**Exercise prompt**
Every line must be returned precisely as it is written.

— BEGIN Stored records —

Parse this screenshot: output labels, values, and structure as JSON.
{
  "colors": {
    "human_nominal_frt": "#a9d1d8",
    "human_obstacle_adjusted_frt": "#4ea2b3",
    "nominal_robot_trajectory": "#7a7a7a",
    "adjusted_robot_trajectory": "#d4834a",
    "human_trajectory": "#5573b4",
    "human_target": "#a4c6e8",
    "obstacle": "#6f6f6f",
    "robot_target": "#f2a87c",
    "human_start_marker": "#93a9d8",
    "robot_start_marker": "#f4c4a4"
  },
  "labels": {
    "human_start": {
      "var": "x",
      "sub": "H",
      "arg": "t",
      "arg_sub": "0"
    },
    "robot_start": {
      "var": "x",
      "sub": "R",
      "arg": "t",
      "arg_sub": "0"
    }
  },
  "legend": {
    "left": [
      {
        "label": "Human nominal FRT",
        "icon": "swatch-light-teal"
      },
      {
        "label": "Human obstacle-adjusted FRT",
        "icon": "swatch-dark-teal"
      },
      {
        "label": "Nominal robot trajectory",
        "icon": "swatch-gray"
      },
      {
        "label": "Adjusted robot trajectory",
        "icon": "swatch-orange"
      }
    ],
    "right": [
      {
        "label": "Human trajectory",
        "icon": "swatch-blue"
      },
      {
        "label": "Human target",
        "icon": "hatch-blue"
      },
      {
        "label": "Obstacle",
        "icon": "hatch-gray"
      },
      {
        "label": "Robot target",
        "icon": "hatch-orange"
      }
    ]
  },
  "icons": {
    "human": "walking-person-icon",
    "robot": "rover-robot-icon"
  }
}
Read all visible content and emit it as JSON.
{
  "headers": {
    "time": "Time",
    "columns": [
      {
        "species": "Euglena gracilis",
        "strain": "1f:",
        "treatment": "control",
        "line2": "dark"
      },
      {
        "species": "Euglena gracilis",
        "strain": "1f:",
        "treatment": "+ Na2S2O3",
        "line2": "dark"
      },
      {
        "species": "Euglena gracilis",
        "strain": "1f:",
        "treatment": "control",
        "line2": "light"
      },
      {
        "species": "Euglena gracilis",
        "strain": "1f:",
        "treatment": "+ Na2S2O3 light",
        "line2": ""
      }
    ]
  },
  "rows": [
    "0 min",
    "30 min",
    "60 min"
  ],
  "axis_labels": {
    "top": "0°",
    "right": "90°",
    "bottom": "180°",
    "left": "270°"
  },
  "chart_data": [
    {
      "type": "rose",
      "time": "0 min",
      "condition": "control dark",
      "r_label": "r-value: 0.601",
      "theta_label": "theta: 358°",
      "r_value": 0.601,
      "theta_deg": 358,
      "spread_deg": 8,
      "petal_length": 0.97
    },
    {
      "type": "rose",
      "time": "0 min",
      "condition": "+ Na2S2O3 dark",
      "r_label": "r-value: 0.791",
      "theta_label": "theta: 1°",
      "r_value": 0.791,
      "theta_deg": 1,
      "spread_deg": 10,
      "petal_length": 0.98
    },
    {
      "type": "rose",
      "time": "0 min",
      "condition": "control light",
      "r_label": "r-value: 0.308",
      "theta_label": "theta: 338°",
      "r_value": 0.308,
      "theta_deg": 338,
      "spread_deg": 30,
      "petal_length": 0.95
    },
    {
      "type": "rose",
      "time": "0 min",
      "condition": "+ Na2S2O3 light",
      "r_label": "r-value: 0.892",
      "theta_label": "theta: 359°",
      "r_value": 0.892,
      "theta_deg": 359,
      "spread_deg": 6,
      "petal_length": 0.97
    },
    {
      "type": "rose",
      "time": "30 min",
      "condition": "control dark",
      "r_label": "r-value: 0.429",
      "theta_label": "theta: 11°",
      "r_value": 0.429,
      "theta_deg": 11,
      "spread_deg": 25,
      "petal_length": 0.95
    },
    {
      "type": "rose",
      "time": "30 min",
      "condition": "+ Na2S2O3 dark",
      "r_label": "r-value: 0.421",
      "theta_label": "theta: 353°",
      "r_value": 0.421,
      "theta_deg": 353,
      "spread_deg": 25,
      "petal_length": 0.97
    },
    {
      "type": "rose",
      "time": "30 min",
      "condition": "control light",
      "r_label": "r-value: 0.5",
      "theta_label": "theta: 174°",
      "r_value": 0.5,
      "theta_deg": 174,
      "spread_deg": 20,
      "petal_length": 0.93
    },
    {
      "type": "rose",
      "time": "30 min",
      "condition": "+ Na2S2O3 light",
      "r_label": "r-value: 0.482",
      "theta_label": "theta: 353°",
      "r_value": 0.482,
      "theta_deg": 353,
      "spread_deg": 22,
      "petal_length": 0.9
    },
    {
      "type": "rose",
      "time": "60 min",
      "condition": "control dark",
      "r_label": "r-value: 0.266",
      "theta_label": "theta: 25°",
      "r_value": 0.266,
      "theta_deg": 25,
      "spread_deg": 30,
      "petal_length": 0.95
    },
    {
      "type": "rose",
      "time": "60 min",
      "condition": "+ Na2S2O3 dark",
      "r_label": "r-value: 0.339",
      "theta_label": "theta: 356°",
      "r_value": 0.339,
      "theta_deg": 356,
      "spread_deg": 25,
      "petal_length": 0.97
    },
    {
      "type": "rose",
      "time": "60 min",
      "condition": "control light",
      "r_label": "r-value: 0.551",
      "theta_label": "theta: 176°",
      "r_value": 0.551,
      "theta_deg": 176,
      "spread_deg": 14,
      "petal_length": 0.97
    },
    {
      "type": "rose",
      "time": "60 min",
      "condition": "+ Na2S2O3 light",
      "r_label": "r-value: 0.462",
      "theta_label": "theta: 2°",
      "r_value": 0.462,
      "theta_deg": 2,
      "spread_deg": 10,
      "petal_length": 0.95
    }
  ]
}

— END Stored records —

**Answer in full**
Parse this screenshot: output labels, values, and structure as JSON.
{
  "colors": {
    "human_nominal_frt": "#a9d1d8",
    "human_obstacle_adjusted_frt": "#4ea2b3",
    "nominal_robot_trajectory": "#7a7a7a",
    "adjusted_robot_trajectory": "#d4834a",
    "human_trajectory": "#5573b4",
    "human_target": "#a4c6e8",
    "obstacle": "#6f6f6f",
    "robot_target": "#f2a87c",
    "human_start_marker": "#93a9d8",
    "robot_start_marker": "#f4c4a4"
  },
  "labels": {
    "human_start": {
      "var": "x",
      "sub": "H",
      "arg": "t",
      "arg_sub": "0"
    },
    "robot_start": {
      "var": "x",
      "sub": "R",
      "arg": "t",
      "arg_sub": "0"
    }
  },
  "legend": {
    "left": [
      {
        "label": "Human nominal FRT",
        "icon": "swatch-light-teal"
      },
      {
        "label": "Human obstacle-adjusted FRT",
        "icon": "swatch-dark-teal"
      },
      {
        "label": "Nominal robot trajectory",
        "icon": "swatch-gray"
      },
      {
        "label": "Adjusted robot trajectory",
        "icon": "swatch-orange"
      }
    ],
    "right": [
      {
        "label": "Human trajectory",
        "icon": "swatch-blue"
      },
      {
        "label": "Human target",
        "icon": "hatch-blue"
      },
      {
        "label": "Obstacle",
        "icon": "hatch-gray"
      },
      {
        "label": "Robot target",
        "icon": "hatch-orange"
      }
    ]
  },
  "icons": {
    "human": "walking-person-icon",
    "robot": "rover-robot-icon"
  }
}
Read all visible content and emit it as JSON.
{
  "headers": {
    "time": "Time",
    "columns": [
      {
        "species": "Euglena gracilis",
        "strain": "1f:",
        "treatment": "control",
        "line2": "dark"
      },
      {
        "species": "Euglena gracilis",
        "strain": "1f:",
        "treatment": "+ Na2S2O3",
        "line2": "dark"
      },
      {
        "species": "Euglena gracilis",
        "strain": "1f:",
        "treatment": "control",
        "line2": "light"
      },
      {
        "species": "Euglena gracilis",
        "strain": "1f:",
        "treatment": "+ Na2S2O3 light",
        "line2": ""
      }
    ]
  },
  "rows": [
    "0 min",
    "30 min",
    "60 min"
  ],
  "axis_labels": {
    "top": "0°",
    "right": "90°",
    "bottom": "180°",
    "left": "270°"
  },
  "chart_data": [
    {
      "type": "rose",
      "time": "0 min",
      "condition": "control dark",
      "r_label": "r-value: 0.601",
      "theta_label": "theta: 358°",
      "r_value": 0.601,
      "theta_deg": 358,
      "spread_deg": 8,
      "petal_length": 0.97
    },
    {
      "type": "rose",
      "time": "0 min",
      "condition": "+ Na2S2O3 dark",
      "r_label": "r-value: 0.791",
      "theta_label": "theta: 1°",
      "r_value": 0.791,
      "theta_deg": 1,
      "spread_deg": 10,
      "petal_length": 0.98
    },
    {
      "type": "rose",
      "time": "0 min",
      "condition": "control light",
      "r_label": "r-value: 0.308",
      "theta_label": "theta: 338°",
      "r_value": 0.308,
      "theta_deg": 338,
      "spread_deg": 30,
      "petal_length": 0.95
    },
    {
      "type": "rose",
      "time": "0 min",
      "condition": "+ Na2S2O3 light",
      "r_label": "r-value: 0.892",
      "theta_label": "theta: 359°",
      "r_value": 0.892,
      "theta_deg": 359,
      "spread_deg": 6,
      "petal_length": 0.97
    },
    {
      "type": "rose",
      "time": "30 min",
      "condition": "control dark",
      "r_label": "r-value: 0.429",
      "theta_label": "theta: 11°",
      "r_value": 0.429,
      "theta_deg": 11,
      "spread_deg": 25,
      "petal_length": 0.95
    },
    {
      "type": "rose",
      "time": "30 min",
      "condition": "+ Na2S2O3 dark",
      "r_label": "r-value: 0.421",
      "theta_label": "theta: 353°",
      "r_value": 0.421,
      "theta_deg": 353,
      "spread_deg": 25,
      "petal_length": 0.97
    },
    {
      "type": "rose",
      "time": "30 min",
      "condition": "control light",
      "r_label": "r-value: 0.5",
      "theta_label": "theta: 174°",
      "r_value": 0.5,
      "theta_deg": 174,
      "spread_deg": 20,
      "petal_length": 0.93
    },
    {
      "type": "rose",
      "time": "30 min",
      "condition": "+ Na2S2O3 light",
      "r_label": "r-value: 0.482",
      "theta_label": "theta: 353°",
      "r_value": 0.482,
      "theta_deg": 353,
      "spread_deg": 22,
      "petal_length": 0.9
    },
    {
      "type": "rose",
      "time": "60 min",
      "condition": "control dark",
      "r_label": "r-value: 0.266",
      "theta_label": "theta: 25°",
      "r_value": 0.266,
      "theta_deg": 25,
      "spread_deg": 30,
      "petal_length": 0.95
    },
    {
      "type": "rose",
      "time": "60 min",
      "condition": "+ Na2S2O3 dark",
      "r_label": "r-value: 0.339",
      "theta_label": "theta: 356°",
      "r_value": 0.339,
      "theta_deg": 356,
      "spread_deg": 25,
      "petal_length": 0.97
    },
    {
      "type": "rose",
      "time": "60 min",
      "condition": "control light",
      "r_label": "r-value: 0.551",
      "theta_label": "theta: 176°",
      "r_value": 0.551,
      "theta_deg": 176,
      "spread_deg": 14,
      "petal_length": 0.97
    },
    {
      "type": "rose",
      "time": "60 min",
      "condition": "+ Na2S2O3 light",
      "r_label": "r-value: 0.462",
      "theta_label": "theta: 2°",
      "r_value": 0.462,
      "theta_deg": 2,
      "spread_deg": 10,
      "petal_length": 0.95
    }
  ]
}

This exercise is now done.